→ **WHAT IS REQUIRED**
Pick out each line containing the string "莎莎一起床".

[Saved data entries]
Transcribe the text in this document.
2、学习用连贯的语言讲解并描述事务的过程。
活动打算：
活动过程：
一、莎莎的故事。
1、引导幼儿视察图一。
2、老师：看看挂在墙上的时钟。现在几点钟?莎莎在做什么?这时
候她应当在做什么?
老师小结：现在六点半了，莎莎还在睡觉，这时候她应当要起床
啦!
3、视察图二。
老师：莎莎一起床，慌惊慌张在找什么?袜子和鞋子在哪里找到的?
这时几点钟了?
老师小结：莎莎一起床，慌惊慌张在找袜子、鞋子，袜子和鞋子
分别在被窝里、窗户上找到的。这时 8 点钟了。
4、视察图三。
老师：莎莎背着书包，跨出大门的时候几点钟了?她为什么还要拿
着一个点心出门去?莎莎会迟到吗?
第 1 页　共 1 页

→ **RESULT**
老师：莎莎一起床，慌惊慌张在找什么?袜子和鞋子在哪里找到的?
老师小结：莎莎一起床，慌惊慌张在找袜子、鞋子，袜子和鞋子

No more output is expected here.